Copy the lines of material below word for word.
--- INPUT FOR THIS TASK ---
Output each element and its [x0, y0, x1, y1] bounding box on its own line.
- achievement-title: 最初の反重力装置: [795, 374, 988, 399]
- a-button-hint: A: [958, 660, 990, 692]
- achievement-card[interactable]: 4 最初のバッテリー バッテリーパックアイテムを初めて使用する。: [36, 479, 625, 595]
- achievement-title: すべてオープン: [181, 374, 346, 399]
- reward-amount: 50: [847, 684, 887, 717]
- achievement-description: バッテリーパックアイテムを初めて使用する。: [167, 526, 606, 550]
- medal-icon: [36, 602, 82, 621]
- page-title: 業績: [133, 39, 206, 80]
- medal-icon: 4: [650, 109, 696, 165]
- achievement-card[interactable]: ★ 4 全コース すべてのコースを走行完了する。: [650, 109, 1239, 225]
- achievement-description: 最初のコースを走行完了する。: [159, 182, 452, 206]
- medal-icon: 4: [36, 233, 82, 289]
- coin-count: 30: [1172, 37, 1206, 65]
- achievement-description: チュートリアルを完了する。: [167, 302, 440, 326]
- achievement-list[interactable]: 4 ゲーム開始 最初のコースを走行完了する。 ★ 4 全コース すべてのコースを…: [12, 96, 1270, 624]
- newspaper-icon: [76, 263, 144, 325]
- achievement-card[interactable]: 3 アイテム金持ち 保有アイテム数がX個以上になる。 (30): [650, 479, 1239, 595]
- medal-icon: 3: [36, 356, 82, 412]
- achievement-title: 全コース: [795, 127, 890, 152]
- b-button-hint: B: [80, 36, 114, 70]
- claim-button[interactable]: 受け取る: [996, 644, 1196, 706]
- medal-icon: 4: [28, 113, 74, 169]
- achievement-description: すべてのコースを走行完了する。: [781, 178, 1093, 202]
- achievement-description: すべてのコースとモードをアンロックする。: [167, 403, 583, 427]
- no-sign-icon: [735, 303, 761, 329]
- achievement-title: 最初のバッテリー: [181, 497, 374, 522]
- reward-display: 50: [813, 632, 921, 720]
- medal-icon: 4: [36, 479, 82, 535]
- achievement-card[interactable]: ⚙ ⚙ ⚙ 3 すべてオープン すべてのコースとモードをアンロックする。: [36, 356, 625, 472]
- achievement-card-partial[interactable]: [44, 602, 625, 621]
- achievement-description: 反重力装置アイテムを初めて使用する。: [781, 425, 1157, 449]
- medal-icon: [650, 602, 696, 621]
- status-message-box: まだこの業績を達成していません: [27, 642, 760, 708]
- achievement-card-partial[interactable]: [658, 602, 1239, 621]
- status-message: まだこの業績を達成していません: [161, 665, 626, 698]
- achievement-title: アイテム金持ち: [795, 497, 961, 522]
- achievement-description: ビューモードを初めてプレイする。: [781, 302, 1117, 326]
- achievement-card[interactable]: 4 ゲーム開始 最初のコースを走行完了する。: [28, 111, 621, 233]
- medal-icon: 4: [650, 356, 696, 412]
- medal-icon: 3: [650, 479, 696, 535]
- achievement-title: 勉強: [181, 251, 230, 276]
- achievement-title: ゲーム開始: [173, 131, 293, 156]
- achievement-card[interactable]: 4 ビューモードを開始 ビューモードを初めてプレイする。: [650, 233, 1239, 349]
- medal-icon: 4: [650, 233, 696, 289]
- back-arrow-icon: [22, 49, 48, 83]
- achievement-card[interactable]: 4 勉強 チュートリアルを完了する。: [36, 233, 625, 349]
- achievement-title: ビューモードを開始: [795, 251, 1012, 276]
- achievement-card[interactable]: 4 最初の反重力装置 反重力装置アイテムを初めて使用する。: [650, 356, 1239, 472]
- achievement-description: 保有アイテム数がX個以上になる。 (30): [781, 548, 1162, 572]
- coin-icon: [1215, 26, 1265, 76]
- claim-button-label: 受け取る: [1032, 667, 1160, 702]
---
**COMPLETE OUTPUT:**
Output each element and its [x0, y0, x1, y1] bounding box on its own line.
- achievement-title: 最初の反重力装置: [795, 374, 988, 399]
- a-button-hint: A: [958, 660, 990, 692]
- achievement-card[interactable]: 4 最初のバッテリー バッテリーパックアイテムを初めて使用する。: [36, 479, 625, 595]
- achievement-title: すべてオープン: [181, 374, 346, 399]
- reward-amount: 50: [847, 684, 887, 717]
- achievement-description: バッテリーパックアイテムを初めて使用する。: [167, 526, 606, 550]
- medal-icon: [36, 602, 82, 621]
- page-title: 業績: [133, 39, 206, 80]
- medal-icon: 4: [650, 109, 696, 165]
- achievement-card[interactable]: ★ 4 全コース すべてのコースを走行完了する。: [650, 109, 1239, 225]
- achievement-description: 最初のコースを走行完了する。: [159, 182, 452, 206]
- medal-icon: 4: [36, 233, 82, 289]
- coin-count: 30: [1172, 37, 1206, 65]
- achievement-description: チュートリアルを完了する。: [167, 302, 440, 326]
- achievement-list[interactable]: 4 ゲーム開始 最初のコースを走行完了する。 ★ 4 全コース すべてのコースを…: [12, 96, 1270, 624]
- newspaper-icon: [76, 263, 144, 325]
- achievement-card[interactable]: 3 アイテム金持ち 保有アイテム数がX個以上になる。 (30): [650, 479, 1239, 595]
- medal-icon: 3: [36, 356, 82, 412]
- achievement-title: 全コース: [795, 127, 890, 152]
- b-button-hint: B: [80, 36, 114, 70]
- claim-button[interactable]: 受け取る: [996, 644, 1196, 706]
- medal-icon: 4: [28, 113, 74, 169]
- achievement-description: すべてのコースを走行完了する。: [781, 178, 1093, 202]
- achievement-description: すべてのコースとモードをアンロックする。: [167, 403, 583, 427]
- no-sign-icon: [735, 303, 761, 329]
- achievement-title: 最初のバッテリー: [181, 497, 374, 522]
- reward-display: 50: [813, 632, 921, 720]
- medal-icon: 4: [36, 479, 82, 535]
- achievement-card[interactable]: ⚙ ⚙ ⚙ 3 すべてオープン すべてのコースとモードをアンロックする。: [36, 356, 625, 472]
- achievement-card-partial[interactable]: [44, 602, 625, 621]
- achievement-description: 反重力装置アイテムを初めて使用する。: [781, 425, 1157, 449]
- medal-icon: [650, 602, 696, 621]
- status-message-box: まだこの業績を達成していません: [27, 642, 760, 708]
- achievement-card-partial[interactable]: [658, 602, 1239, 621]
- status-message: まだこの業績を達成していません: [161, 665, 626, 698]
- achievement-title: アイテム金持ち: [795, 497, 961, 522]
- achievement-description: ビューモードを初めてプレイする。: [781, 302, 1117, 326]
- achievement-card[interactable]: 4 ゲーム開始 最初のコースを走行完了する。: [28, 111, 621, 233]
- medal-icon: 4: [650, 356, 696, 412]
- medal-icon: 3: [650, 479, 696, 535]
- achievement-title: 勉強: [181, 251, 230, 276]
- achievement-title: ゲーム開始: [173, 131, 293, 156]
- achievement-card[interactable]: 4 ビューモードを開始 ビューモードを初めてプレイする。: [650, 233, 1239, 349]
- medal-icon: 4: [650, 233, 696, 289]
- back-arrow-icon: [22, 49, 48, 83]
- achievement-card[interactable]: 4 勉強 チュートリアルを完了する。: [36, 233, 625, 349]
- achievement-title: ビューモードを開始: [795, 251, 1012, 276]
- achievement-card[interactable]: 4 最初の反重力装置 反重力装置アイテムを初めて使用する。: [650, 356, 1239, 472]
- achievement-description: 保有アイテム数がX個以上になる。 (30): [781, 548, 1162, 572]
- coin-icon: [1215, 26, 1265, 76]
- claim-button-label: 受け取る: [1032, 667, 1160, 702]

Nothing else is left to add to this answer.